OBJECTIVE: Lines containing the word "data" should be extracted in full.

RECORDS PROVIDED:
[BEGIN]
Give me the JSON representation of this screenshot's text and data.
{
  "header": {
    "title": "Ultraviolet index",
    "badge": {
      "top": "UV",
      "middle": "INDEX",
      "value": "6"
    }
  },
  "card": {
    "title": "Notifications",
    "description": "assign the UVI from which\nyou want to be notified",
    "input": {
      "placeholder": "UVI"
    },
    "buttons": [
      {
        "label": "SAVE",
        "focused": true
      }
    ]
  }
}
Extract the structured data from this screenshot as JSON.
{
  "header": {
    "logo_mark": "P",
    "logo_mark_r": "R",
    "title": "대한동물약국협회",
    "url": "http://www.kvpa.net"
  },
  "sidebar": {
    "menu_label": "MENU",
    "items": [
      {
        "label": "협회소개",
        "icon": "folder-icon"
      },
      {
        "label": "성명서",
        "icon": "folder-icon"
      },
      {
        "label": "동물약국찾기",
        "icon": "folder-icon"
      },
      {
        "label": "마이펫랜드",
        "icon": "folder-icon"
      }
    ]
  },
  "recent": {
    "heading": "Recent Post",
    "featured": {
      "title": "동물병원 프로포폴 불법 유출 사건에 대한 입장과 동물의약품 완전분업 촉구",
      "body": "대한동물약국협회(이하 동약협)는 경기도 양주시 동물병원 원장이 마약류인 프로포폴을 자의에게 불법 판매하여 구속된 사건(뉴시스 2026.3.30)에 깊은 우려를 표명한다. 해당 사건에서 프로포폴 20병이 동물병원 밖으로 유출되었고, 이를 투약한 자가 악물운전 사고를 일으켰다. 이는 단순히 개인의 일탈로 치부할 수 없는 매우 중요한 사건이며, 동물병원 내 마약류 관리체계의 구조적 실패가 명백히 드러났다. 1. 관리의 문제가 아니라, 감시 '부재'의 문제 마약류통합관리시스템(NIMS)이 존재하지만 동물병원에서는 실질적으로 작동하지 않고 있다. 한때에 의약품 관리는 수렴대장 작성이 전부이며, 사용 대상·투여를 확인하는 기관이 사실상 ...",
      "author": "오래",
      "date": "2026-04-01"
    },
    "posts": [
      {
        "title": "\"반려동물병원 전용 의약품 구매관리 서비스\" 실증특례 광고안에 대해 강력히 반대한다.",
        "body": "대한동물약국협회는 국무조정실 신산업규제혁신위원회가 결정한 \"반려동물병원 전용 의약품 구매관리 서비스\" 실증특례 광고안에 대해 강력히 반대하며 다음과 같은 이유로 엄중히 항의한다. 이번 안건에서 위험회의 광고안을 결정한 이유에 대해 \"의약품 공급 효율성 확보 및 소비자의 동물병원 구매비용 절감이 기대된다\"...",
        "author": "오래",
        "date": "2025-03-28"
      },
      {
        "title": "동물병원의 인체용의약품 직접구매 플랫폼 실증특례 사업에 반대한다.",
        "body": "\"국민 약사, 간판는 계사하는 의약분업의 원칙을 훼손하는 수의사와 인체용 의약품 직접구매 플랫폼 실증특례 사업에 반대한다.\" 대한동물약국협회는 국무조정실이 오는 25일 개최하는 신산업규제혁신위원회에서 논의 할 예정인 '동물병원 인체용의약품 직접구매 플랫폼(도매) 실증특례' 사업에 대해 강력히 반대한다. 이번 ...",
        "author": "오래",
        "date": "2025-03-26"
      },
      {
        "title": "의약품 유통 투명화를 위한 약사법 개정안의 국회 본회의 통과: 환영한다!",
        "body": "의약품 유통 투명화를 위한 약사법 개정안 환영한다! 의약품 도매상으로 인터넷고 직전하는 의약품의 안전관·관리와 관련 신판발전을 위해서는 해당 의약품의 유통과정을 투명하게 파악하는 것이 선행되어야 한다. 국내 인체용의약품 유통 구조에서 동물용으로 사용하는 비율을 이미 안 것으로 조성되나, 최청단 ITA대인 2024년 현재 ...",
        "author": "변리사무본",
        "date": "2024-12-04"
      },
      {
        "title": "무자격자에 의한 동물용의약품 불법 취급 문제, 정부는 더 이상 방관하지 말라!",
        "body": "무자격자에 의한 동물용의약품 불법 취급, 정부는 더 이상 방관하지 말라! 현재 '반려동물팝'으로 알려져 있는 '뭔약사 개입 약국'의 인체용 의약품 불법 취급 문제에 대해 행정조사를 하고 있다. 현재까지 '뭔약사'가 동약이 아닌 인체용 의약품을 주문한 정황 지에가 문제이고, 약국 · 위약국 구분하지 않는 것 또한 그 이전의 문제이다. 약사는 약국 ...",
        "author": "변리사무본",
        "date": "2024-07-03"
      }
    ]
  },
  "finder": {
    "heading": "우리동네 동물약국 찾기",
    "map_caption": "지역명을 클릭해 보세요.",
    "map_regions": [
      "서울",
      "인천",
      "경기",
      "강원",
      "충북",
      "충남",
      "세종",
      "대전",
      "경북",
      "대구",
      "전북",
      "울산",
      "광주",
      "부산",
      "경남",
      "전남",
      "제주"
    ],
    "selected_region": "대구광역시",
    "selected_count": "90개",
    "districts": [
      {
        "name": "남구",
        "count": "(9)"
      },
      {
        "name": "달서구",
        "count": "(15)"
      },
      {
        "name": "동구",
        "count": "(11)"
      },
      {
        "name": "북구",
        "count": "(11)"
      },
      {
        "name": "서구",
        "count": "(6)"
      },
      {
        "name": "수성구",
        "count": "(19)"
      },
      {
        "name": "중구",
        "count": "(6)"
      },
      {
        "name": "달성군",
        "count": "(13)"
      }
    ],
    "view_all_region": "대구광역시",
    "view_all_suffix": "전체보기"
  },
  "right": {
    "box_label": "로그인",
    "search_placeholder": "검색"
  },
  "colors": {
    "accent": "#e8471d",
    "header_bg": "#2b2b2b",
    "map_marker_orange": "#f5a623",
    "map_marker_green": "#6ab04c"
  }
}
[END]
OUTPUT:
Give me the JSON representation of this screenshot's text and data.
Extract the structured data from this screenshot as JSON.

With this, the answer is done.